** Begin DATA SUPPLIED **

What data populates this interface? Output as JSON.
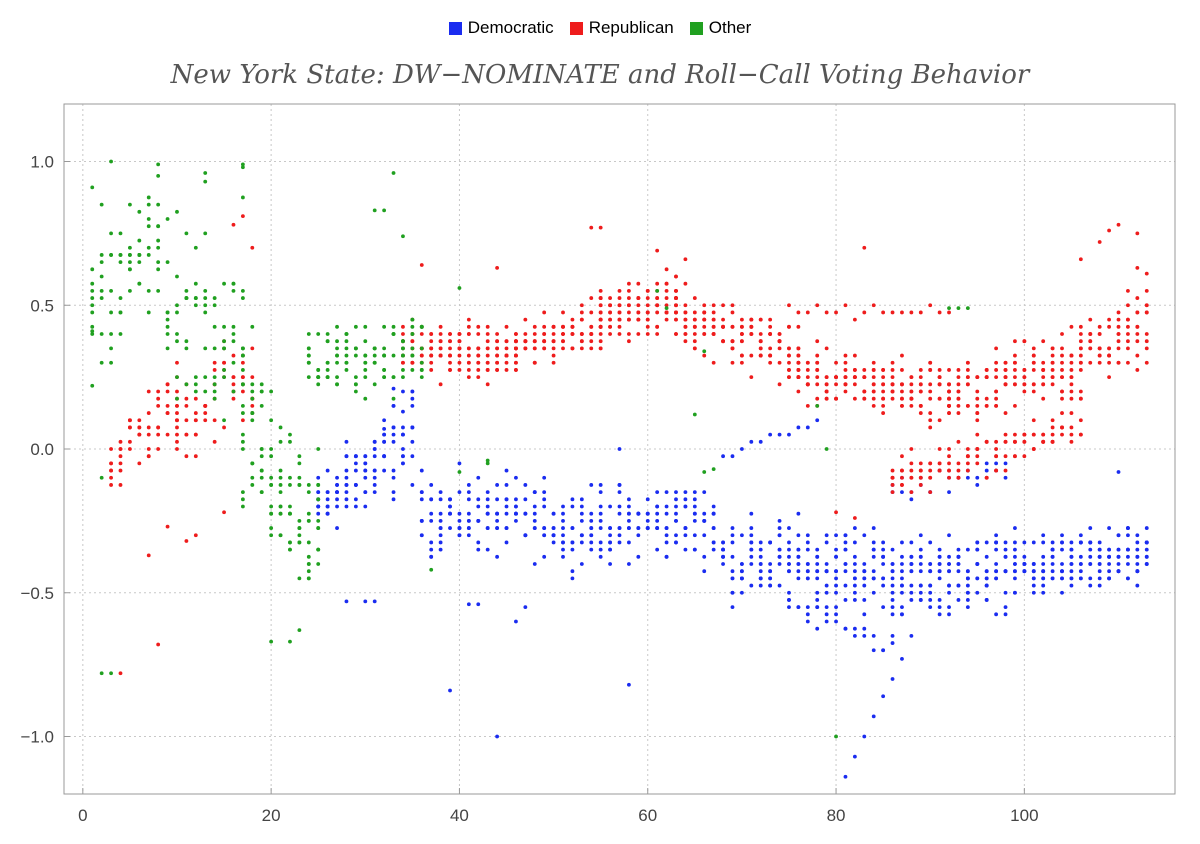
{
  "chart_data": {
    "type": "scatter",
    "title": "New York State: DW−NOMINATE and Roll−Call Voting Behavior",
    "xlabel": "",
    "ylabel": "",
    "xlim": [
      -2,
      116
    ],
    "ylim": [
      -1.2,
      1.2
    ],
    "x_ticks": [
      0,
      20,
      40,
      60,
      80,
      100
    ],
    "x_tick_labels": [
      "0",
      "20",
      "40",
      "60",
      "80",
      "100"
    ],
    "y_ticks": [
      1.0,
      0.5,
      0.0,
      -0.5,
      -1.0
    ],
    "y_tick_labels": [
      "1.0",
      "0.5",
      "0.0",
      "−0.5",
      "−1.0"
    ],
    "grid": true,
    "legend_position": "top",
    "series": [
      {
        "name": "Democratic",
        "color": "#1a2cf0",
        "bands": [
          {
            "x": [
              25,
              35
            ],
            "center": [
              -0.2,
              0.05
            ],
            "spread": [
              0.12,
              0.16
            ],
            "per_x": 10
          },
          {
            "x": [
              36,
              50
            ],
            "center": [
              -0.22,
              -0.25
            ],
            "spread": [
              0.12,
              0.12
            ],
            "per_x": 9
          },
          {
            "x": [
              51,
              67
            ],
            "center": [
              -0.27,
              -0.25
            ],
            "spread": [
              0.12,
              0.12
            ],
            "per_x": 9
          },
          {
            "x": [
              68,
              85
            ],
            "center": [
              -0.38,
              -0.42
            ],
            "spread": [
              0.13,
              0.14
            ],
            "per_x": 10
          },
          {
            "x": [
              86,
              113
            ],
            "center": [
              -0.45,
              -0.38
            ],
            "spread": [
              0.12,
              0.1
            ],
            "per_x": 11
          },
          {
            "x": [
              68,
              78
            ],
            "center": [
              -0.02,
              0.1
            ],
            "spread": [
              0.02,
              0.02
            ],
            "per_x": 1
          },
          {
            "x": [
              86,
              98
            ],
            "center": [
              -0.15,
              -0.08
            ],
            "spread": [
              0.04,
              0.04
            ],
            "per_x": 2
          },
          {
            "x": [
              75,
              86
            ],
            "center": [
              -0.55,
              -0.68
            ],
            "spread": [
              0.04,
              0.04
            ],
            "per_x": 2
          }
        ],
        "points": [
          [
            39,
            -0.84
          ],
          [
            44,
            -1.0
          ],
          [
            58,
            -0.82
          ],
          [
            81,
            -1.14
          ],
          [
            82,
            -1.07
          ],
          [
            83,
            -1.0
          ],
          [
            84,
            -0.93
          ],
          [
            85,
            -0.86
          ],
          [
            86,
            -0.8
          ],
          [
            87,
            -0.73
          ],
          [
            88,
            -0.65
          ],
          [
            57,
            0.0
          ],
          [
            30,
            -0.53
          ],
          [
            31,
            -0.53
          ],
          [
            28,
            -0.53
          ],
          [
            32,
            0.07
          ],
          [
            33,
            0.21
          ],
          [
            34,
            0.13
          ],
          [
            110,
            -0.08
          ],
          [
            41,
            -0.54
          ],
          [
            42,
            -0.54
          ],
          [
            47,
            -0.55
          ],
          [
            46,
            -0.6
          ]
        ]
      },
      {
        "name": "Republican",
        "color": "#ee1c1c",
        "bands": [
          {
            "x": [
              3,
              10
            ],
            "center": [
              -0.03,
              0.15
            ],
            "spread": [
              0.12,
              0.13
            ],
            "per_x": 7
          },
          {
            "x": [
              10,
              18
            ],
            "center": [
              0.1,
              0.28
            ],
            "spread": [
              0.16,
              0.18
            ],
            "per_x": 7
          },
          {
            "x": [
              34,
              46
            ],
            "center": [
              0.35,
              0.33
            ],
            "spread": [
              0.08,
              0.09
            ],
            "per_x": 11
          },
          {
            "x": [
              46,
              55
            ],
            "center": [
              0.35,
              0.45
            ],
            "spread": [
              0.07,
              0.08
            ],
            "per_x": 10
          },
          {
            "x": [
              55,
              63
            ],
            "center": [
              0.45,
              0.52
            ],
            "spread": [
              0.08,
              0.09
            ],
            "per_x": 11
          },
          {
            "x": [
              63,
              76
            ],
            "center": [
              0.48,
              0.32
            ],
            "spread": [
              0.1,
              0.1
            ],
            "per_x": 11
          },
          {
            "x": [
              76,
              92
            ],
            "center": [
              0.25,
              0.2
            ],
            "spread": [
              0.09,
              0.09
            ],
            "per_x": 10
          },
          {
            "x": [
              92,
              113
            ],
            "center": [
              0.18,
              0.42
            ],
            "spread": [
              0.1,
              0.11
            ],
            "per_x": 9
          },
          {
            "x": [
              86,
              106
            ],
            "center": [
              -0.12,
              0.1
            ],
            "spread": [
              0.07,
              0.09
            ],
            "per_x": 6
          },
          {
            "x": [
              75,
              92
            ],
            "center": [
              0.48,
              0.48
            ],
            "spread": [
              0.02,
              0.02
            ],
            "per_x": 1
          }
        ],
        "points": [
          [
            4,
            -0.78
          ],
          [
            8,
            -0.68
          ],
          [
            36,
            0.64
          ],
          [
            44,
            0.63
          ],
          [
            54,
            0.77
          ],
          [
            55,
            0.77
          ],
          [
            61,
            0.69
          ],
          [
            64,
            0.66
          ],
          [
            83,
            0.7
          ],
          [
            98,
            0.25
          ],
          [
            106,
            0.66
          ],
          [
            108,
            0.72
          ],
          [
            109,
            0.76
          ],
          [
            110,
            0.78
          ],
          [
            112,
            0.75
          ],
          [
            112,
            0.63
          ],
          [
            113,
            0.61
          ],
          [
            17,
            0.81
          ],
          [
            16,
            0.78
          ],
          [
            12,
            -0.3
          ],
          [
            11,
            -0.32
          ],
          [
            7,
            -0.37
          ],
          [
            15,
            -0.22
          ],
          [
            18,
            0.7
          ],
          [
            9,
            -0.27
          ],
          [
            80,
            -0.22
          ],
          [
            82,
            -0.24
          ]
        ]
      },
      {
        "name": "Other",
        "color": "#20a020",
        "bands": [
          {
            "x": [
              1,
              8
            ],
            "center": [
              0.55,
              0.7
            ],
            "spread": [
              0.25,
              0.2
            ],
            "per_x": 8
          },
          {
            "x": [
              9,
              17
            ],
            "center": [
              0.45,
              0.5
            ],
            "spread": [
              0.3,
              0.3
            ],
            "per_x": 8
          },
          {
            "x": [
              17,
              25
            ],
            "center": [
              0.1,
              -0.3
            ],
            "spread": [
              0.28,
              0.22
            ],
            "per_x": 12
          },
          {
            "x": [
              24,
              36
            ],
            "center": [
              0.3,
              0.35
            ],
            "spread": [
              0.12,
              0.12
            ],
            "per_x": 9
          }
        ],
        "points": [
          [
            1,
            0.91
          ],
          [
            1,
            0.41
          ],
          [
            1,
            0.22
          ],
          [
            2,
            -0.78
          ],
          [
            3,
            -0.78
          ],
          [
            2,
            -0.1
          ],
          [
            3,
            1.0
          ],
          [
            8,
            0.99
          ],
          [
            8,
            0.95
          ],
          [
            13,
            0.96
          ],
          [
            13,
            0.93
          ],
          [
            17,
            0.99
          ],
          [
            17,
            0.98
          ],
          [
            33,
            0.96
          ],
          [
            31,
            0.83
          ],
          [
            32,
            0.83
          ],
          [
            20,
            -0.67
          ],
          [
            22,
            -0.67
          ],
          [
            23,
            -0.63
          ],
          [
            34,
            0.74
          ],
          [
            40,
            0.56
          ],
          [
            40,
            -0.08
          ],
          [
            43,
            -0.05
          ],
          [
            61,
            0.55
          ],
          [
            62,
            0.49
          ],
          [
            66,
            0.34
          ],
          [
            65,
            0.12
          ],
          [
            66,
            -0.08
          ],
          [
            67,
            -0.07
          ],
          [
            78,
            0.15
          ],
          [
            79,
            0.0
          ],
          [
            80,
            -1.0
          ],
          [
            92,
            0.49
          ],
          [
            93,
            0.49
          ],
          [
            94,
            0.49
          ],
          [
            37,
            -0.42
          ],
          [
            43,
            -0.04
          ]
        ]
      }
    ]
  }
}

** End DATA SUPPLIED **

■ EXERCISE OBJECTIVE: Return every line containing "color".

■ RIGHT ANSWER:
        "color": "#1a2cf0",
        "color": "#ee1c1c",
        "color": "#20a020",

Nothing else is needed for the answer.